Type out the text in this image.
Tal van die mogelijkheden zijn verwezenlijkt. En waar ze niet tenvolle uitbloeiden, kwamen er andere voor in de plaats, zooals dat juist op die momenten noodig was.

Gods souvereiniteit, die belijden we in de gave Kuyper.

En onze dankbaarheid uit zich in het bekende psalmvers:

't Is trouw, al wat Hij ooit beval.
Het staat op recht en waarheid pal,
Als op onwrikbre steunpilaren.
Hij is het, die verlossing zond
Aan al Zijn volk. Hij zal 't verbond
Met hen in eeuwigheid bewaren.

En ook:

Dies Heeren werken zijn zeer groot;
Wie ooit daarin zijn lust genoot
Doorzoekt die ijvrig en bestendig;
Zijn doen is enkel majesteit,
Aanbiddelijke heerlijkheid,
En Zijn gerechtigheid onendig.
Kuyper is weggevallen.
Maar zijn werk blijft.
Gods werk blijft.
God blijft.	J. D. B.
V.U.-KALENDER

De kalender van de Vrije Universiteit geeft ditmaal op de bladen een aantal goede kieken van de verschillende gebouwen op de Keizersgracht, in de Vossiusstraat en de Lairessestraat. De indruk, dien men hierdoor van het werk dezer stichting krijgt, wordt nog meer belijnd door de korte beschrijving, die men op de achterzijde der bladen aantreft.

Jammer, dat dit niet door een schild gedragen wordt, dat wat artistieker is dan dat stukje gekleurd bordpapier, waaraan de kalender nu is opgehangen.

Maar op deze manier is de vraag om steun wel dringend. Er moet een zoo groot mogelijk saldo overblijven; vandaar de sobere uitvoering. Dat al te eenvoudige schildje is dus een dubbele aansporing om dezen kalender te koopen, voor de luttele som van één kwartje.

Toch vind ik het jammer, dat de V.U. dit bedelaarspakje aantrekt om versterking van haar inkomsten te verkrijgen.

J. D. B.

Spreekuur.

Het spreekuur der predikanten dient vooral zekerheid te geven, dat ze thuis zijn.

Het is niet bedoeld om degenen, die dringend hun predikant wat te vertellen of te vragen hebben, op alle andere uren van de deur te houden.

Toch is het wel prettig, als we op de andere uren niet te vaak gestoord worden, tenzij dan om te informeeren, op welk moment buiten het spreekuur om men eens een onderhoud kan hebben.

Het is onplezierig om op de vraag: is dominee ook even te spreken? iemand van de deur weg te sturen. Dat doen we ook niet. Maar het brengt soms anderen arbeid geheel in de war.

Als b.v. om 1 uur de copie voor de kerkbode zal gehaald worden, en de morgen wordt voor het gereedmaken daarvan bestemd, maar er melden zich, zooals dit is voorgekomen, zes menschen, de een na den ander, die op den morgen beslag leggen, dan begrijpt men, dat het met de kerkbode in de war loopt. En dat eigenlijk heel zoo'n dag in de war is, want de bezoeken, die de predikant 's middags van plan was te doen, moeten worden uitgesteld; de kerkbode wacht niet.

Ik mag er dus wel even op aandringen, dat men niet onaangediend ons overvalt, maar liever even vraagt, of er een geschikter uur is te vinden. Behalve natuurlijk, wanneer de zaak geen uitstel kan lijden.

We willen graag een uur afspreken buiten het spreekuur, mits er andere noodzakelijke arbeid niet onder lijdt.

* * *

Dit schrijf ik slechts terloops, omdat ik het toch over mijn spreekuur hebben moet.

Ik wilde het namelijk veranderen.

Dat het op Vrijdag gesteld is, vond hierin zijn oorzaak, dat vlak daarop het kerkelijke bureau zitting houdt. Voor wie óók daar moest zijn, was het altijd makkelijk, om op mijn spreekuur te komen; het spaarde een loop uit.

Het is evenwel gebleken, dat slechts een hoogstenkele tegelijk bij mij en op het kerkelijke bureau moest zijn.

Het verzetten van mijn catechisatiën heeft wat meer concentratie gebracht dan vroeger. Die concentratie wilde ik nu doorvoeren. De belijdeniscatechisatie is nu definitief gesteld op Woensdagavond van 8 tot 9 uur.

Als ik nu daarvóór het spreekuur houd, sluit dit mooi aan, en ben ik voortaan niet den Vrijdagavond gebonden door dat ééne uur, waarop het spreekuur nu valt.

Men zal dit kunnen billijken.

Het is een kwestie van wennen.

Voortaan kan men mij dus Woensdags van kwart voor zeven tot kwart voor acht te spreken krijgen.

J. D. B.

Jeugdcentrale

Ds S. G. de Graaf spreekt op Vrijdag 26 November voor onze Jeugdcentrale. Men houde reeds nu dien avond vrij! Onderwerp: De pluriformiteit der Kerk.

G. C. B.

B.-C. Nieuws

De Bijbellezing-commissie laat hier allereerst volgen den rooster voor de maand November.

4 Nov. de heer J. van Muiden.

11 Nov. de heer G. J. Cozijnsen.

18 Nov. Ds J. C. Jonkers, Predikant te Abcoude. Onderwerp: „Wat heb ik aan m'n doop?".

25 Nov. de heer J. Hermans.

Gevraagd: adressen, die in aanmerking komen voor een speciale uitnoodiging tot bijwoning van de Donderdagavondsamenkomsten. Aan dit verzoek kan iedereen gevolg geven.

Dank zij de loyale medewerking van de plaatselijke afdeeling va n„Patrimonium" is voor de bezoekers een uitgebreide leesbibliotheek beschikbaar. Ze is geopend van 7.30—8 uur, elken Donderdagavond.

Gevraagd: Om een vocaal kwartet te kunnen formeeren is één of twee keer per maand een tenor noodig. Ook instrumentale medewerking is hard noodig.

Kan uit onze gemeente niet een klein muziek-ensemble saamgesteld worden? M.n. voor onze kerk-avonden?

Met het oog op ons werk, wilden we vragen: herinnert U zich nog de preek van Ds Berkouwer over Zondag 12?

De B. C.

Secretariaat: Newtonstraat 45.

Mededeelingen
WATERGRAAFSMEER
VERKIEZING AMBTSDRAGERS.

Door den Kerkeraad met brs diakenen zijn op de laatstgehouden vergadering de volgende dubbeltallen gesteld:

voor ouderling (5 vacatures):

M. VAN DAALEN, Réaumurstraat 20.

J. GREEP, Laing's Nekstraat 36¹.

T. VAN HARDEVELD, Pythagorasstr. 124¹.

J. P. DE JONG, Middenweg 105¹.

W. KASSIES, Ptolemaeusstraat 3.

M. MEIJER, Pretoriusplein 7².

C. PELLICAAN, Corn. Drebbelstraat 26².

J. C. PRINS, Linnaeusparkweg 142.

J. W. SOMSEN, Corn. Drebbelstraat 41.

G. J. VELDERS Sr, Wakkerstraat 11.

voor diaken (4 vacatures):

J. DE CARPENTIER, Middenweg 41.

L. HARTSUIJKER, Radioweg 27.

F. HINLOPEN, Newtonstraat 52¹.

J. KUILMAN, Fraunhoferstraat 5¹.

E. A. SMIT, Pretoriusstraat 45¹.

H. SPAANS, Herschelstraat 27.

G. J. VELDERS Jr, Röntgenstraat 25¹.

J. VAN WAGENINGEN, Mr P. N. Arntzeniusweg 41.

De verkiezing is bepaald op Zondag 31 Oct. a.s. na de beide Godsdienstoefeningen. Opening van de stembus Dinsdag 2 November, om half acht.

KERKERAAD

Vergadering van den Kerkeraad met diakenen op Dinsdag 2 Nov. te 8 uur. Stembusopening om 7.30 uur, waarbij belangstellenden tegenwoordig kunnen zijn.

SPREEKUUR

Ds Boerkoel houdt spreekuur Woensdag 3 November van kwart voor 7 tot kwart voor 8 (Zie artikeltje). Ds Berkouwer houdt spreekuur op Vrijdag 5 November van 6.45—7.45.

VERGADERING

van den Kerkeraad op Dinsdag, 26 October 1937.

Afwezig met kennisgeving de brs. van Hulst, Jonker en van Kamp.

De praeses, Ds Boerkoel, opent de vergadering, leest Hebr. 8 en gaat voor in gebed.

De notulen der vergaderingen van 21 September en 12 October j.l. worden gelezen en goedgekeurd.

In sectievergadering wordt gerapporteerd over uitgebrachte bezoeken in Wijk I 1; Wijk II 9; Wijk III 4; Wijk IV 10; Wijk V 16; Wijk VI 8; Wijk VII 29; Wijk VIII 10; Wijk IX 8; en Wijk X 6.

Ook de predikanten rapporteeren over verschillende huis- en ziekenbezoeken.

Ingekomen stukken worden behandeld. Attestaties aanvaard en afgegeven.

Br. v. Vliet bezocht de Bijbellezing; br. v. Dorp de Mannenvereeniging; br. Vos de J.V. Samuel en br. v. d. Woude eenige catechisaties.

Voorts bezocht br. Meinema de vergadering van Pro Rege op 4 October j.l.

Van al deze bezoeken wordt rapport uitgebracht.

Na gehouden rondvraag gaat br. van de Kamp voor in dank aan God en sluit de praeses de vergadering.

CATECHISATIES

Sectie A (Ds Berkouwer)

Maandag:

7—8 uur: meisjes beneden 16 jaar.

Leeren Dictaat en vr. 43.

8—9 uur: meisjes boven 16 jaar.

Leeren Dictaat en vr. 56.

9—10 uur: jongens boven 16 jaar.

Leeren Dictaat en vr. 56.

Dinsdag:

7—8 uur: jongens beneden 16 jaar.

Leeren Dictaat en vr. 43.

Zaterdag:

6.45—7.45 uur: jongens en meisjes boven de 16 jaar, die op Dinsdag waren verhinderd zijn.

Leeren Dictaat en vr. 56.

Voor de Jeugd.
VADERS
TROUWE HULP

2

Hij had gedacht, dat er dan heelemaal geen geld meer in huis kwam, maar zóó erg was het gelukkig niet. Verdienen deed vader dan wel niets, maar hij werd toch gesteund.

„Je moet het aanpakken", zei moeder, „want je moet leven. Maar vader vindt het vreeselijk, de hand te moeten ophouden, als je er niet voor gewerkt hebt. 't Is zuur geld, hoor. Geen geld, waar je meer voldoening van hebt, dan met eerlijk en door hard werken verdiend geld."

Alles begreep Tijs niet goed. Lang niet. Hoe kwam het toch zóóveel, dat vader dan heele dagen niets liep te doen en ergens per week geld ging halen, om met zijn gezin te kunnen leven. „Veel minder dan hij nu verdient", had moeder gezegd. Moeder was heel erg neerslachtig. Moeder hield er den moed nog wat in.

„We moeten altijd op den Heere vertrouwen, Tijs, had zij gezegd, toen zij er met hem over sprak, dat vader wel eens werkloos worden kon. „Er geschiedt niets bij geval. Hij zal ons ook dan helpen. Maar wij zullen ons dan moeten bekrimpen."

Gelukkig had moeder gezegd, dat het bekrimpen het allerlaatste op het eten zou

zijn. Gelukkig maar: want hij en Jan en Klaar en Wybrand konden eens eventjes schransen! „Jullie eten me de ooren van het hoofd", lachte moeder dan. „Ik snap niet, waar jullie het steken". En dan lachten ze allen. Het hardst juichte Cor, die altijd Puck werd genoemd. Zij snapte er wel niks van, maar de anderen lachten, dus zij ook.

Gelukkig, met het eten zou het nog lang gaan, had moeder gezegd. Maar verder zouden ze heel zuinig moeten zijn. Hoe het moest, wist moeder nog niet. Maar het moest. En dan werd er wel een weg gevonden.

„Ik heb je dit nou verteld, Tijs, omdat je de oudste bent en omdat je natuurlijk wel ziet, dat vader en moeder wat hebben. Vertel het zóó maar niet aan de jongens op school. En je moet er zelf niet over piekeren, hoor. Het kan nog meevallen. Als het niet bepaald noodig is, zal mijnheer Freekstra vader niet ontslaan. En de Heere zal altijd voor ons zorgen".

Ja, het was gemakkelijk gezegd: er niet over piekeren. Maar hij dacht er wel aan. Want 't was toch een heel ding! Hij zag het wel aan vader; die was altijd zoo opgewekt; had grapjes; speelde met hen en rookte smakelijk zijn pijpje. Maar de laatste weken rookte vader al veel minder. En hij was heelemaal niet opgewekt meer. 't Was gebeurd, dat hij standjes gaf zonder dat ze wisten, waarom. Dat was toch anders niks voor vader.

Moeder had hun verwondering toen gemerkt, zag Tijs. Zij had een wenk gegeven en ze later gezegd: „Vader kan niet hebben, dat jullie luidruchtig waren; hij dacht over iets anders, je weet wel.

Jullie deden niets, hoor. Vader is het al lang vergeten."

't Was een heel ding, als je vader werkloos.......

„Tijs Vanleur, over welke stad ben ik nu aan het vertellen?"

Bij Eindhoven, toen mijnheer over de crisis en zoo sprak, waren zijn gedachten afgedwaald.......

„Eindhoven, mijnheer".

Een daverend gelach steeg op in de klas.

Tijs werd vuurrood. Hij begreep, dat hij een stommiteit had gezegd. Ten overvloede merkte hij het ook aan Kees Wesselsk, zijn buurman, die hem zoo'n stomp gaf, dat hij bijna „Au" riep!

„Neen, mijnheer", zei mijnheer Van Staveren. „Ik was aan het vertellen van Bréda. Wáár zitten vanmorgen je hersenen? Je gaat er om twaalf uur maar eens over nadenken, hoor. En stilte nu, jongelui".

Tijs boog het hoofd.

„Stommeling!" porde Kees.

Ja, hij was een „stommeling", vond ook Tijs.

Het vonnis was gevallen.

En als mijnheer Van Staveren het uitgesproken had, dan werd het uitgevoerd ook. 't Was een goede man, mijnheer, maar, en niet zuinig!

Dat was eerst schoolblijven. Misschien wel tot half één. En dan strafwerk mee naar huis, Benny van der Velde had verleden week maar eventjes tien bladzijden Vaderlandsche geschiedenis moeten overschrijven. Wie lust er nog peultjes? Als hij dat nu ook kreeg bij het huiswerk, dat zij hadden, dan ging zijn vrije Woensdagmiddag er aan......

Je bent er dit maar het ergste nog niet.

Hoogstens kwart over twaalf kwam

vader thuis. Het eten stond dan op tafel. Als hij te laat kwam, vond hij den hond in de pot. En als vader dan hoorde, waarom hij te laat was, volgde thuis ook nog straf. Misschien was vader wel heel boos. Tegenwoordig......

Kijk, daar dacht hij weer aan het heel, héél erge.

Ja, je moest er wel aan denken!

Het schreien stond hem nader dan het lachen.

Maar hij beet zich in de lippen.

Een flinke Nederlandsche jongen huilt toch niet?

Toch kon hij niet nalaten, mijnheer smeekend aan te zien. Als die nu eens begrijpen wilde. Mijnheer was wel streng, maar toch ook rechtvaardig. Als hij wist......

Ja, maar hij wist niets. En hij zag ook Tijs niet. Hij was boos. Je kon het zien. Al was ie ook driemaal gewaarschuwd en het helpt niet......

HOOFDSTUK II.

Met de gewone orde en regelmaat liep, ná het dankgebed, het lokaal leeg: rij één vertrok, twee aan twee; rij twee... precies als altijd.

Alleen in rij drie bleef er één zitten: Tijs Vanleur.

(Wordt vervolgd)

## REQUIREMENTS
Find the string "Dinsdag" in the records, then copy each line where it occurs.

## RESULT OF THIS EXERCISE
De verkiezing is bepaald op Zondag 31 Oct. a.s. na de beide Godsdienstoefeningen. Opening van de stembus Dinsdag 2 November, om half acht.
Vergadering van den Kerkeraad met diakenen op Dinsdag 2 Nov. te 8 uur. Stembusopening om 7.30 uur, waarbij belangstellenden tegenwoordig kunnen zijn.
van den Kerkeraad op Dinsdag, 26 October 1937.
Dinsdag:
6.45—7.45 uur: jongens en meisjes boven de 16 jaar, die op Dinsdag waren verhinderd zijn.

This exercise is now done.